* Data for the task:

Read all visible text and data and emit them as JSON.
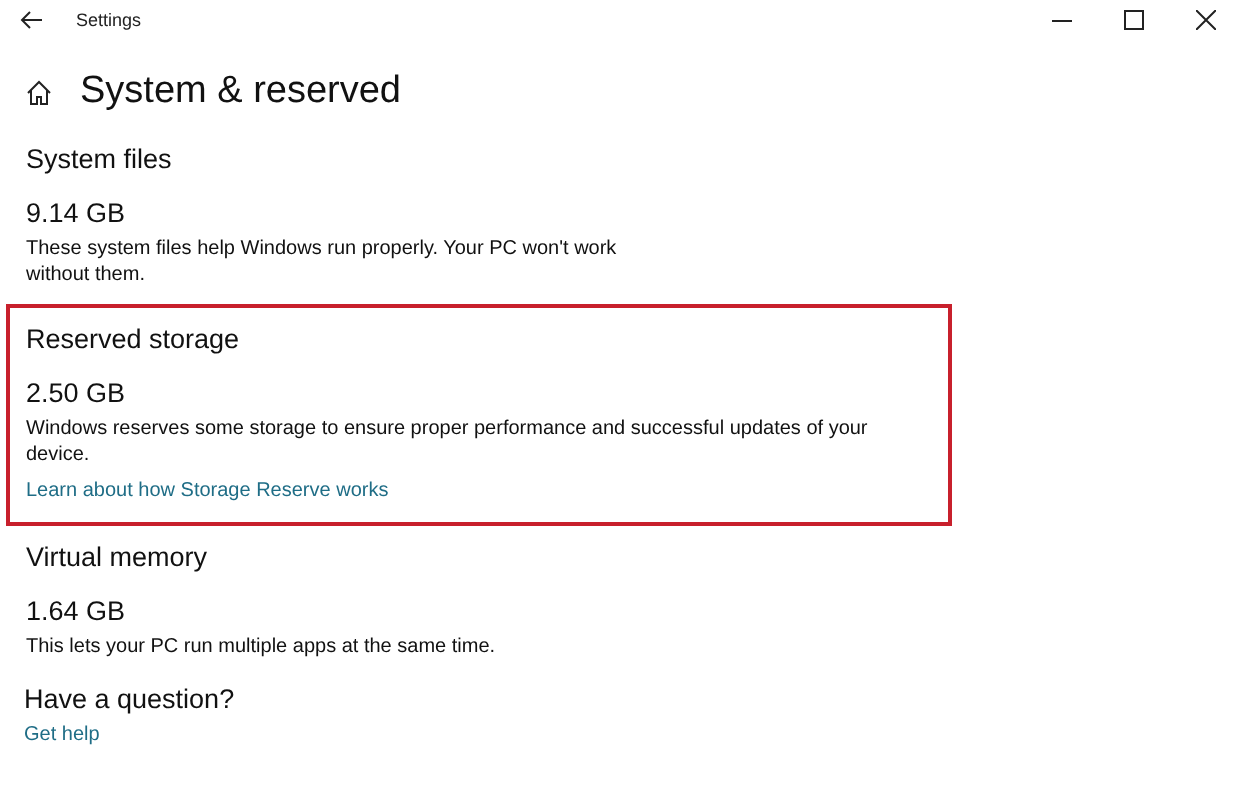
{
  "window": {
    "title": "Settings"
  },
  "page": {
    "title": "System & reserved"
  },
  "sections": [
    {
      "heading": "System files",
      "size": "9.14 GB",
      "description": "These system files help Windows run properly. Your PC won't work without them.",
      "highlighted": false
    },
    {
      "heading": "Reserved storage",
      "size": "2.50 GB",
      "description": "Windows reserves some storage to ensure proper performance and successful updates of your device.",
      "link": "Learn about how Storage Reserve works",
      "highlighted": true
    },
    {
      "heading": "Virtual memory",
      "size": "1.64 GB",
      "description": "This lets your PC run multiple apps at the same time.",
      "highlighted": false
    }
  ],
  "help": {
    "heading": "Have a question?",
    "link": "Get help"
  }
}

* Required task: What comes back should match the records exactly, minus any pictures.

* Exercise solution:
Read all visible text and data and emit them as JSON.
{
  "window": {
    "title": "Settings"
  },
  "page": {
    "title": "System & reserved"
  },
  "sections": [
    {
      "heading": "System files",
      "size": "9.14 GB",
      "description": "These system files help Windows run properly. Your PC won't work without them.",
      "highlighted": false
    },
    {
      "heading": "Reserved storage",
      "size": "2.50 GB",
      "description": "Windows reserves some storage to ensure proper performance and successful updates of your device.",
      "link": "Learn about how Storage Reserve works",
      "highlighted": true
    },
    {
      "heading": "Virtual memory",
      "size": "1.64 GB",
      "description": "This lets your PC run multiple apps at the same time.",
      "highlighted": false
    }
  ],
  "help": {
    "heading": "Have a question?",
    "link": "Get help"
  }
}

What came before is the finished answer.